_AIM OF THE TASK:_
Would you restate all the data that follows, word for word?

_DATA FOR THE TASK:_
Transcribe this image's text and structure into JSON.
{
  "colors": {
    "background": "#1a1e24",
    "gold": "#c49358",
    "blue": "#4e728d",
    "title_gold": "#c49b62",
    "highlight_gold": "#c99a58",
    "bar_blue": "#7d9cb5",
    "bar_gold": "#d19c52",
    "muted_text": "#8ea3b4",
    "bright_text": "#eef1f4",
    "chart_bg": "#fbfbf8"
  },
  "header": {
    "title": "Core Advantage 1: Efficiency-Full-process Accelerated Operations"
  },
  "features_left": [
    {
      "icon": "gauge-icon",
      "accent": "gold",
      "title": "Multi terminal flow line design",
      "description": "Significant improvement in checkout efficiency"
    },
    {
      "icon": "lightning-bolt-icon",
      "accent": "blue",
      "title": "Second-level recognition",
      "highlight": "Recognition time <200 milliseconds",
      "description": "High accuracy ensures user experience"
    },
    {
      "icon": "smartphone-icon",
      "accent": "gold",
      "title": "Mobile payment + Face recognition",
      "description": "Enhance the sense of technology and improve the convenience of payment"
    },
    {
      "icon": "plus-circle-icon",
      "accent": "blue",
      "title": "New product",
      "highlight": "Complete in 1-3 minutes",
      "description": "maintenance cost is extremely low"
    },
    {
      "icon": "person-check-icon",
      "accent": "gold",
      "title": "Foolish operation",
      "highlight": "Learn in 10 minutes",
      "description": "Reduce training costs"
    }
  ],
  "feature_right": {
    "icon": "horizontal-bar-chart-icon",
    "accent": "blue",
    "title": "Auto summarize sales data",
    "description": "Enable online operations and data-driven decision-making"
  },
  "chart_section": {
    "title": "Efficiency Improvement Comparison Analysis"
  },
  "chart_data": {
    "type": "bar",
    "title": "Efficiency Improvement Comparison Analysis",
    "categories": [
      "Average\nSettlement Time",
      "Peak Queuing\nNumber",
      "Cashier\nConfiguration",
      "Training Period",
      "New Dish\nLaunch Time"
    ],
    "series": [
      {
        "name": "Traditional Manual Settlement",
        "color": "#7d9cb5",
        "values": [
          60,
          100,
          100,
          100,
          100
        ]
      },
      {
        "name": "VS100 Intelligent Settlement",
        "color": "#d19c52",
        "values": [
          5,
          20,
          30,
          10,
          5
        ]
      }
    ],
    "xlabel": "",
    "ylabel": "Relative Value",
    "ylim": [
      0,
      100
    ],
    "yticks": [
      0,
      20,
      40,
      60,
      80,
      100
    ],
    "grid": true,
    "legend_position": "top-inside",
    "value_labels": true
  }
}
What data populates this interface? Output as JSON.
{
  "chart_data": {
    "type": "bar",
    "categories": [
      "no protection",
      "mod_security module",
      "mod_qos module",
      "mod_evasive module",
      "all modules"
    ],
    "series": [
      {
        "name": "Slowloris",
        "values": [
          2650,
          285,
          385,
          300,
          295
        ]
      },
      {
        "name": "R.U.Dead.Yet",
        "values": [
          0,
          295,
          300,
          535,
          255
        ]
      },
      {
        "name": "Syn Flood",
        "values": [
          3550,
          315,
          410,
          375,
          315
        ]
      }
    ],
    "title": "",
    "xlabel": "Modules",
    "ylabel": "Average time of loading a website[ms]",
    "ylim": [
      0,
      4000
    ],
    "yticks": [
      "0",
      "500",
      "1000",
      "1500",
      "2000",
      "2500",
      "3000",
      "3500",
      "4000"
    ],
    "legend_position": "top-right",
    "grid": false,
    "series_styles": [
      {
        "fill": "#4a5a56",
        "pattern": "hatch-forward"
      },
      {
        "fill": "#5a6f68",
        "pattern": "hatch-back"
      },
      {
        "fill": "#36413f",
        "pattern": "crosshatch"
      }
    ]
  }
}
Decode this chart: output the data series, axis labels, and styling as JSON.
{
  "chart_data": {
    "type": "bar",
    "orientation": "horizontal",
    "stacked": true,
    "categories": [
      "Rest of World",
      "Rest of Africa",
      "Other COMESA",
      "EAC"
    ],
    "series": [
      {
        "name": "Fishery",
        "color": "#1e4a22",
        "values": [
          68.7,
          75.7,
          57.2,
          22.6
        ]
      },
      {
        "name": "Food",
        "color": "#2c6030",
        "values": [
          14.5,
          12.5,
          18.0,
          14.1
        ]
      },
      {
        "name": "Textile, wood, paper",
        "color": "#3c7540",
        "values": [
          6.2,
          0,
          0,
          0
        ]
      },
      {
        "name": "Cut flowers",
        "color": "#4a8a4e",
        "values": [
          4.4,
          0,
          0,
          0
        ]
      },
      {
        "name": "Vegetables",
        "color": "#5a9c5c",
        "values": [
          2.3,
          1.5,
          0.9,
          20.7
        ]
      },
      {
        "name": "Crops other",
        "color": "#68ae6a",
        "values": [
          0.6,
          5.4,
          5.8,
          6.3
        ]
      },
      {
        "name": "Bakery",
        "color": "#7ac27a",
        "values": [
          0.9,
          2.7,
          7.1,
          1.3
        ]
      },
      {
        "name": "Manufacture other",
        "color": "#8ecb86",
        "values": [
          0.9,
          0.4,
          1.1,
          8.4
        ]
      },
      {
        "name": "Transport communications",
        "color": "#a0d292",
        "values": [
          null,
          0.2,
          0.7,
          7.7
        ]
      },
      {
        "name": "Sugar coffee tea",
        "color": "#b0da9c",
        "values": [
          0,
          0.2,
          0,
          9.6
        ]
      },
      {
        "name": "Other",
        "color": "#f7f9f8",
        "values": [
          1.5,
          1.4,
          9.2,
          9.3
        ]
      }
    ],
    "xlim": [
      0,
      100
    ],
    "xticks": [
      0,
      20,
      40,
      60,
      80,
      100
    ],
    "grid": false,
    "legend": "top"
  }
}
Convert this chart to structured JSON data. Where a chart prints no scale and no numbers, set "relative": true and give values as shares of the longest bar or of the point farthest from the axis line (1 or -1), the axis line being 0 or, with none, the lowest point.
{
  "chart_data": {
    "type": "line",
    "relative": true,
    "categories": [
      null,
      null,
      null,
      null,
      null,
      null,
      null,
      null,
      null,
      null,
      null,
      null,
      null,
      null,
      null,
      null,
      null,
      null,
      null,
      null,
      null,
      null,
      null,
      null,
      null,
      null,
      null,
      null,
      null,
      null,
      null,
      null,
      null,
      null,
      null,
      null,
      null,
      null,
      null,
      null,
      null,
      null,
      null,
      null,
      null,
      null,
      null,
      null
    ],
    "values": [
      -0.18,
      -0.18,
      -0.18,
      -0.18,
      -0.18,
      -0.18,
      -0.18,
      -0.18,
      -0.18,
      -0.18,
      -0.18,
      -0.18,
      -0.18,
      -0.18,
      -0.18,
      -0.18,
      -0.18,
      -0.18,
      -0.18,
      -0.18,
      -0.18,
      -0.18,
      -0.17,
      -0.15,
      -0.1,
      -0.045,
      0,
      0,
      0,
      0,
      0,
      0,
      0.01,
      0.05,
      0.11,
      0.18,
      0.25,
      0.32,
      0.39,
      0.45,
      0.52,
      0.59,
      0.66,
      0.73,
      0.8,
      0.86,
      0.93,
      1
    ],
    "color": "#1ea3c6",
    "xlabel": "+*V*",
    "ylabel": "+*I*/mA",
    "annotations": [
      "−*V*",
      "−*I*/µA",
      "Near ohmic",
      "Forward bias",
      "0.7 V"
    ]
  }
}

_THE RESPONSE:_
Transcribe this image's text and structure into JSON.
{
  "colors": {
    "background": "#1a1e24",
    "gold": "#c49358",
    "blue": "#4e728d",
    "title_gold": "#c49b62",
    "highlight_gold": "#c99a58",
    "bar_blue": "#7d9cb5",
    "bar_gold": "#d19c52",
    "muted_text": "#8ea3b4",
    "bright_text": "#eef1f4",
    "chart_bg": "#fbfbf8"
  },
  "header": {
    "title": "Core Advantage 1: Efficiency-Full-process Accelerated Operations"
  },
  "features_left": [
    {
      "icon": "gauge-icon",
      "accent": "gold",
      "title": "Multi terminal flow line design",
      "description": "Significant improvement in checkout efficiency"
    },
    {
      "icon": "lightning-bolt-icon",
      "accent": "blue",
      "title": "Second-level recognition",
      "highlight": "Recognition time <200 milliseconds",
      "description": "High accuracy ensures user experience"
    },
    {
      "icon": "smartphone-icon",
      "accent": "gold",
      "title": "Mobile payment + Face recognition",
      "description": "Enhance the sense of technology and improve the convenience of payment"
    },
    {
      "icon": "plus-circle-icon",
      "accent": "blue",
      "title": "New product",
      "highlight": "Complete in 1-3 minutes",
      "description": "maintenance cost is extremely low"
    },
    {
      "icon": "person-check-icon",
      "accent": "gold",
      "title": "Foolish operation",
      "highlight": "Learn in 10 minutes",
      "description": "Reduce training costs"
    }
  ],
  "feature_right": {
    "icon": "horizontal-bar-chart-icon",
    "accent": "blue",
    "title": "Auto summarize sales data",
    "description": "Enable online operations and data-driven decision-making"
  },
  "chart_section": {
    "title": "Efficiency Improvement Comparison Analysis"
  },
  "chart_data": {
    "type": "bar",
    "title": "Efficiency Improvement Comparison Analysis",
    "categories": [
      "Average\nSettlement Time",
      "Peak Queuing\nNumber",
      "Cashier\nConfiguration",
      "Training Period",
      "New Dish\nLaunch Time"
    ],
    "series": [
      {
        "name": "Traditional Manual Settlement",
        "color": "#7d9cb5",
        "values": [
          60,
          100,
          100,
          100,
          100
        ]
      },
      {
        "name": "VS100 Intelligent Settlement",
        "color": "#d19c52",
        "values": [
          5,
          20,
          30,
          10,
          5
        ]
      }
    ],
    "xlabel": "",
    "ylabel": "Relative Value",
    "ylim": [
      0,
      100
    ],
    "yticks": [
      0,
      20,
      40,
      60,
      80,
      100
    ],
    "grid": true,
    "legend_position": "top-inside",
    "value_labels": true
  }
}
What data populates this interface? Output as JSON.
{
  "chart_data": {
    "type": "bar",
    "categories": [
      "no protection",
      "mod_security module",
      "mod_qos module",
      "mod_evasive module",
      "all modules"
    ],
    "series": [
      {
        "name": "Slowloris",
        "values": [
          2650,
          285,
          385,
          300,
          295
        ]
      },
      {
        "name": "R.U.Dead.Yet",
        "values": [
          0,
          295,
          300,
          535,
          255
        ]
      },
      {
        "name": "Syn Flood",
        "values": [
          3550,
          315,
          410,
          375,
          315
        ]
      }
    ],
    "title": "",
    "xlabel": "Modules",
    "ylabel": "Average time of loading a website[ms]",
    "ylim": [
      0,
      4000
    ],
    "yticks": [
      "0",
      "500",
      "1000",
      "1500",
      "2000",
      "2500",
      "3000",
      "3500",
      "4000"
    ],
    "legend_position": "top-right",
    "grid": false,
    "series_styles": [
      {
        "fill": "#4a5a56",
        "pattern": "hatch-forward"
      },
      {
        "fill": "#5a6f68",
        "pattern": "hatch-back"
      },
      {
        "fill": "#36413f",
        "pattern": "crosshatch"
      }
    ]
  }
}
Decode this chart: output the data series, axis labels, and styling as JSON.
{
  "chart_data": {
    "type": "bar",
    "orientation": "horizontal",
    "stacked": true,
    "categories": [
      "Rest of World",
      "Rest of Africa",
      "Other COMESA",
      "EAC"
    ],
    "series": [
      {
        "name": "Fishery",
        "color": "#1e4a22",
        "values": [
          68.7,
          75.7,
          57.2,
          22.6
        ]
      },
      {
        "name": "Food",
        "color": "#2c6030",
        "values": [
          14.5,
          12.5,
          18.0,
          14.1
        ]
      },
      {
        "name": "Textile, wood, paper",
        "color": "#3c7540",
        "values": [
          6.2,
          0,
          0,
          0
        ]
      },
      {
        "name": "Cut flowers",
        "color": "#4a8a4e",
        "values": [
          4.4,
          0,
          0,
          0
        ]
      },
      {
        "name": "Vegetables",
        "color": "#5a9c5c",
        "values": [
          2.3,
          1.5,
          0.9,
          20.7
        ]
      },
      {
        "name": "Crops other",
        "color": "#68ae6a",
        "values": [
          0.6,
          5.4,
          5.8,
          6.3
        ]
      },
      {
        "name": "Bakery",
        "color": "#7ac27a",
        "values": [
          0.9,
          2.7,
          7.1,
          1.3
        ]
      },
      {
        "name": "Manufacture other",
        "color": "#8ecb86",
        "values": [
          0.9,
          0.4,
          1.1,
          8.4
        ]
      },
      {
        "name": "Transport communications",
        "color": "#a0d292",
        "values": [
          null,
          0.2,
          0.7,
          7.7
        ]
      },
      {
        "name": "Sugar coffee tea",
        "color": "#b0da9c",
        "values": [
          0,
          0.2,
          0,
          9.6
        ]
      },
      {
        "name": "Other",
        "color": "#f7f9f8",
        "values": [
          1.5,
          1.4,
          9.2,
          9.3
        ]
      }
    ],
    "xlim": [
      0,
      100
    ],
    "xticks": [
      0,
      20,
      40,
      60,
      80,
      100
    ],
    "grid": false,
    "legend": "top"
  }
}
Convert this chart to structured JSON data. Where a chart prints no scale and no numbers, set "relative": true and give values as shares of the longest bar or of the point farthest from the axis line (1 or -1), the axis line being 0 or, with none, the lowest point.
{
  "chart_data": {
    "type": "line",
    "relative": true,
    "categories": [
      null,
      null,
      null,
      null,
      null,
      null,
      null,
      null,
      null,
      null,
      null,
      null,
      null,
      null,
      null,
      null,
      null,
      null,
      null,
      null,
      null,
      null,
      null,
      null,
      null,
      null,
      null,
      null,
      null,
      null,
      null,
      null,
      null,
      null,
      null,
      null,
      null,
      null,
      null,
      null,
      null,
      null,
      null,
      null,
      null,
      null,
      null,
      null
    ],
    "values": [
      -0.18,
      -0.18,
      -0.18,
      -0.18,
      -0.18,
      -0.18,
      -0.18,
      -0.18,
      -0.18,
      -0.18,
      -0.18,
      -0.18,
      -0.18,
      -0.18,
      -0.18,
      -0.18,
      -0.18,
      -0.18,
      -0.18,
      -0.18,
      -0.18,
      -0.18,
      -0.17,
      -0.15,
      -0.1,
      -0.045,
      0,
      0,
      0,
      0,
      0,
      0,
      0.01,
      0.05,
      0.11,
      0.18,
      0.25,
      0.32,
      0.39,
      0.45,
      0.52,
      0.59,
      0.66,
      0.73,
      0.8,
      0.86,
      0.93,
      1
    ],
    "color": "#1ea3c6",
    "xlabel": "+*V*",
    "ylabel": "+*I*/mA",
    "annotations": [
      "−*V*",
      "−*I*/µA",
      "Near ohmic",
      "Forward bias",
      "0.7 V"
    ]
  }
}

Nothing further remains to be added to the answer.